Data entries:
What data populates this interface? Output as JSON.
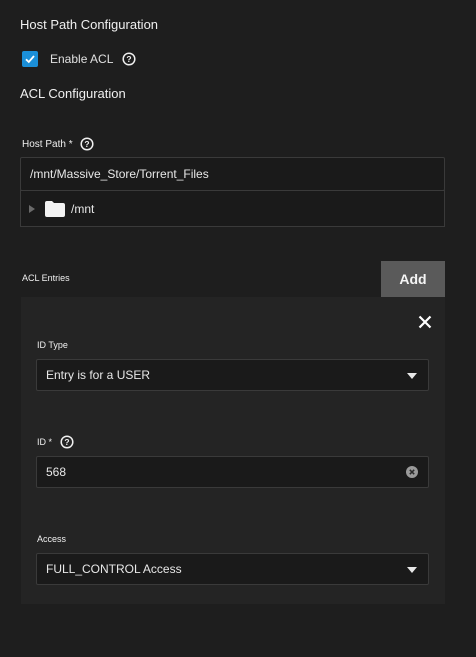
{
  "host_path_config": {
    "title": "Host Path Configuration",
    "enable_acl_label": "Enable ACL",
    "enable_acl_checked": true
  },
  "acl_config": {
    "title": "ACL Configuration",
    "host_path_label": "Host Path *",
    "host_path_value": "/mnt/Massive_Store/Torrent_Files",
    "tree_root": "/mnt"
  },
  "acl_entries": {
    "title": "ACL Entries",
    "add_label": "Add",
    "entry": {
      "id_type_label": "ID Type",
      "id_type_value": "Entry is for a USER",
      "id_label": "ID *",
      "id_value": "568",
      "access_label": "Access",
      "access_value": "FULL_CONTROL Access"
    }
  },
  "icons": {
    "help": "help-circle-icon",
    "check": "check-icon",
    "folder": "folder-icon",
    "expand": "triangle-right-icon",
    "close": "close-icon",
    "dropdown": "caret-down-icon",
    "clear": "clear-circle-icon"
  },
  "colors": {
    "background": "#1e1e1e",
    "card": "#242424",
    "accent": "#1b8fd8",
    "button": "#5a5a5a"
  }
}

** EXERCISE REQUIREMENTS **
Give all the lines above again, character for character, without pictures.

** FULL OUTPUT **
What data populates this interface? Output as JSON.
{
  "host_path_config": {
    "title": "Host Path Configuration",
    "enable_acl_label": "Enable ACL",
    "enable_acl_checked": true
  },
  "acl_config": {
    "title": "ACL Configuration",
    "host_path_label": "Host Path *",
    "host_path_value": "/mnt/Massive_Store/Torrent_Files",
    "tree_root": "/mnt"
  },
  "acl_entries": {
    "title": "ACL Entries",
    "add_label": "Add",
    "entry": {
      "id_type_label": "ID Type",
      "id_type_value": "Entry is for a USER",
      "id_label": "ID *",
      "id_value": "568",
      "access_label": "Access",
      "access_value": "FULL_CONTROL Access"
    }
  },
  "icons": {
    "help": "help-circle-icon",
    "check": "check-icon",
    "folder": "folder-icon",
    "expand": "triangle-right-icon",
    "close": "close-icon",
    "dropdown": "caret-down-icon",
    "clear": "clear-circle-icon"
  },
  "colors": {
    "background": "#1e1e1e",
    "card": "#242424",
    "accent": "#1b8fd8",
    "button": "#5a5a5a"
  }
}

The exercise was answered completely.